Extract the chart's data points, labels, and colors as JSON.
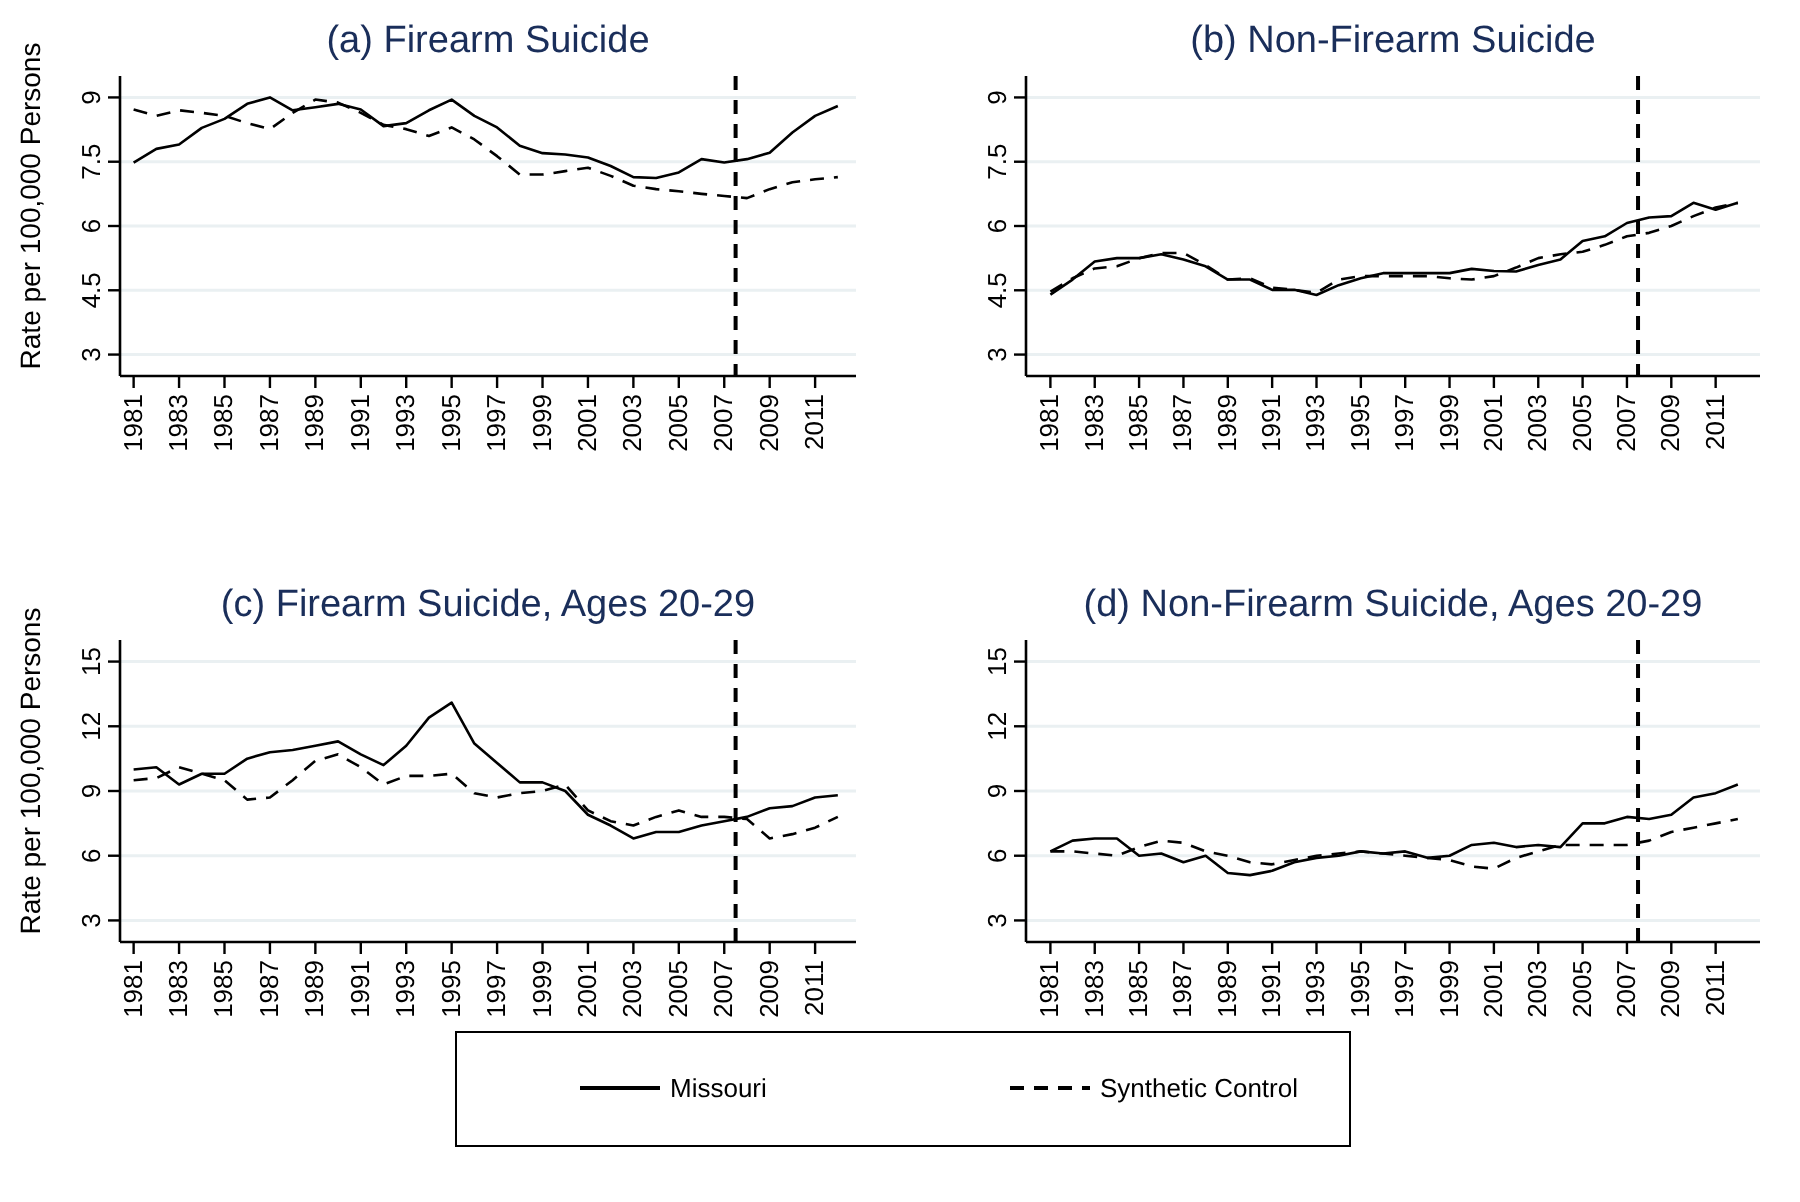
{
  "chart_data": [
    {
      "type": "line",
      "title": "(a) Firearm Suicide",
      "ylabel": "Rate per 100,000 Persons",
      "x": [
        1981,
        1982,
        1983,
        1984,
        1985,
        1986,
        1987,
        1988,
        1989,
        1990,
        1991,
        1992,
        1993,
        1994,
        1995,
        1996,
        1997,
        1998,
        1999,
        2000,
        2001,
        2002,
        2003,
        2004,
        2005,
        2006,
        2007,
        2008,
        2009,
        2010,
        2011,
        2012
      ],
      "xlim": [
        1980.4,
        2012.8
      ],
      "xticks": [
        1981,
        1983,
        1985,
        1987,
        1989,
        1991,
        1993,
        1995,
        1997,
        1999,
        2001,
        2003,
        2005,
        2007,
        2009,
        2011
      ],
      "ylim": [
        2.5,
        9.5
      ],
      "yticks": [
        3,
        4.5,
        6,
        7.5,
        9
      ],
      "grid": "y",
      "legend": "bottom",
      "ref_lines": [
        {
          "axis": "x",
          "value": 2007.5,
          "color": "#000000",
          "line_style": "dashed"
        }
      ],
      "series": [
        {
          "name": "Missouri",
          "color": "#000000",
          "line_style": "solid",
          "values": [
            7.48,
            7.8,
            7.9,
            8.29,
            8.5,
            8.85,
            9.0,
            8.7,
            8.77,
            8.85,
            8.72,
            8.33,
            8.4,
            8.7,
            8.95,
            8.57,
            8.3,
            7.87,
            7.7,
            7.67,
            7.6,
            7.4,
            7.14,
            7.12,
            7.25,
            7.56,
            7.48,
            7.56,
            7.71,
            8.18,
            8.57,
            8.8
          ]
        },
        {
          "name": "Synthetic Control",
          "color": "#000000",
          "line_style": "dashed",
          "values": [
            8.72,
            8.57,
            8.7,
            8.64,
            8.57,
            8.4,
            8.26,
            8.64,
            8.95,
            8.88,
            8.64,
            8.36,
            8.26,
            8.1,
            8.3,
            8.02,
            7.63,
            7.2,
            7.2,
            7.28,
            7.36,
            7.17,
            6.94,
            6.86,
            6.81,
            6.75,
            6.7,
            6.65,
            6.86,
            7.02,
            7.09,
            7.14
          ]
        }
      ]
    },
    {
      "type": "line",
      "title": "(b) Non-Firearm Suicide",
      "x": [
        1981,
        1982,
        1983,
        1984,
        1985,
        1986,
        1987,
        1988,
        1989,
        1990,
        1991,
        1992,
        1993,
        1994,
        1995,
        1996,
        1997,
        1998,
        1999,
        2000,
        2001,
        2002,
        2003,
        2004,
        2005,
        2006,
        2007,
        2008,
        2009,
        2010,
        2011,
        2012
      ],
      "xlim": [
        1979.9,
        2013
      ],
      "xticks": [
        1981,
        1983,
        1985,
        1987,
        1989,
        1991,
        1993,
        1995,
        1997,
        1999,
        2001,
        2003,
        2005,
        2007,
        2009,
        2011
      ],
      "ylim": [
        2.5,
        9.5
      ],
      "yticks": [
        3,
        4.5,
        6,
        7.5,
        9
      ],
      "grid": "y",
      "ref_lines": [
        {
          "axis": "x",
          "value": 2007.5,
          "color": "#000000",
          "line_style": "dashed"
        }
      ],
      "series": [
        {
          "color": "#000000",
          "line_style": "solid",
          "values": [
            4.4,
            4.75,
            5.17,
            5.25,
            5.25,
            5.34,
            5.22,
            5.06,
            4.75,
            4.75,
            4.51,
            4.51,
            4.39,
            4.62,
            4.78,
            4.9,
            4.9,
            4.9,
            4.9,
            5.0,
            4.95,
            4.94,
            5.09,
            5.22,
            5.65,
            5.76,
            6.07,
            6.2,
            6.23,
            6.54,
            6.38,
            6.54
          ]
        },
        {
          "color": "#000000",
          "line_style": "dashed",
          "values": [
            4.47,
            4.78,
            5.01,
            5.06,
            5.25,
            5.37,
            5.37,
            5.09,
            4.75,
            4.78,
            4.56,
            4.51,
            4.44,
            4.75,
            4.83,
            4.83,
            4.83,
            4.83,
            4.78,
            4.75,
            4.83,
            5.03,
            5.25,
            5.34,
            5.4,
            5.56,
            5.76,
            5.84,
            6.0,
            6.23,
            6.43,
            6.54
          ]
        }
      ]
    },
    {
      "type": "line",
      "title": "(c) Firearm Suicide, Ages 20-29",
      "ylabel": "Rate per 100,000 Persons",
      "x": [
        1981,
        1982,
        1983,
        1984,
        1985,
        1986,
        1987,
        1988,
        1989,
        1990,
        1991,
        1992,
        1993,
        1994,
        1995,
        1996,
        1997,
        1998,
        1999,
        2000,
        2001,
        2002,
        2003,
        2004,
        2005,
        2006,
        2007,
        2008,
        2009,
        2010,
        2011,
        2012
      ],
      "xlim": [
        1980.4,
        2012.8
      ],
      "xticks": [
        1981,
        1983,
        1985,
        1987,
        1989,
        1991,
        1993,
        1995,
        1997,
        1999,
        2001,
        2003,
        2005,
        2007,
        2009,
        2011
      ],
      "ylim": [
        2,
        16
      ],
      "yticks": [
        3,
        6,
        9,
        12,
        15
      ],
      "grid": "y",
      "ref_lines": [
        {
          "axis": "x",
          "value": 2007.5,
          "color": "#000000",
          "line_style": "dashed"
        }
      ],
      "series": [
        {
          "color": "#000000",
          "line_style": "solid",
          "values": [
            10.0,
            10.1,
            9.3,
            9.8,
            9.8,
            10.5,
            10.8,
            10.9,
            11.1,
            11.3,
            10.7,
            10.2,
            11.1,
            12.4,
            13.1,
            11.2,
            10.3,
            9.4,
            9.4,
            9.0,
            7.9,
            7.4,
            6.8,
            7.1,
            7.1,
            7.4,
            7.6,
            7.8,
            8.2,
            8.3,
            8.7,
            8.8
          ]
        },
        {
          "color": "#000000",
          "line_style": "dashed",
          "values": [
            9.5,
            9.6,
            10.1,
            9.8,
            9.5,
            8.6,
            8.7,
            9.5,
            10.4,
            10.7,
            10.1,
            9.3,
            9.7,
            9.7,
            9.8,
            8.9,
            8.7,
            8.9,
            9.0,
            9.3,
            8.1,
            7.6,
            7.4,
            7.8,
            8.1,
            7.8,
            7.8,
            7.7,
            6.8,
            7.0,
            7.3,
            7.8
          ]
        }
      ]
    },
    {
      "type": "line",
      "title": "(d) Non-Firearm Suicide, Ages 20-29",
      "x": [
        1981,
        1982,
        1983,
        1984,
        1985,
        1986,
        1987,
        1988,
        1989,
        1990,
        1991,
        1992,
        1993,
        1994,
        1995,
        1996,
        1997,
        1998,
        1999,
        2000,
        2001,
        2002,
        2003,
        2004,
        2005,
        2006,
        2007,
        2008,
        2009,
        2010,
        2011,
        2012
      ],
      "xlim": [
        1979.9,
        2013
      ],
      "xticks": [
        1981,
        1983,
        1985,
        1987,
        1989,
        1991,
        1993,
        1995,
        1997,
        1999,
        2001,
        2003,
        2005,
        2007,
        2009,
        2011
      ],
      "ylim": [
        2,
        16
      ],
      "yticks": [
        3,
        6,
        9,
        12,
        15
      ],
      "grid": "y",
      "ref_lines": [
        {
          "axis": "x",
          "value": 2007.5,
          "color": "#000000",
          "line_style": "dashed"
        }
      ],
      "series": [
        {
          "color": "#000000",
          "line_style": "solid",
          "values": [
            6.2,
            6.7,
            6.8,
            6.8,
            6.0,
            6.1,
            5.7,
            6.0,
            5.2,
            5.1,
            5.3,
            5.7,
            5.9,
            6.0,
            6.2,
            6.1,
            6.2,
            5.9,
            6.0,
            6.5,
            6.6,
            6.4,
            6.5,
            6.4,
            7.5,
            7.5,
            7.8,
            7.7,
            7.9,
            8.7,
            8.9,
            9.3
          ]
        },
        {
          "color": "#000000",
          "line_style": "dashed",
          "values": [
            6.2,
            6.2,
            6.1,
            6.0,
            6.4,
            6.7,
            6.6,
            6.2,
            6.0,
            5.7,
            5.6,
            5.8,
            6.0,
            6.1,
            6.2,
            6.1,
            6.0,
            5.9,
            5.8,
            5.5,
            5.4,
            5.9,
            6.2,
            6.5,
            6.5,
            6.5,
            6.5,
            6.7,
            7.1,
            7.3,
            7.5,
            7.7
          ]
        }
      ]
    }
  ]
}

######

Aim> Copy each line of the listing that holds the word "Ages".

Task answer>
      "title": "(c) Firearm Suicide, Ages 20-29",
      "title": "(d) Non-Firearm Suicide, Ages 20-29",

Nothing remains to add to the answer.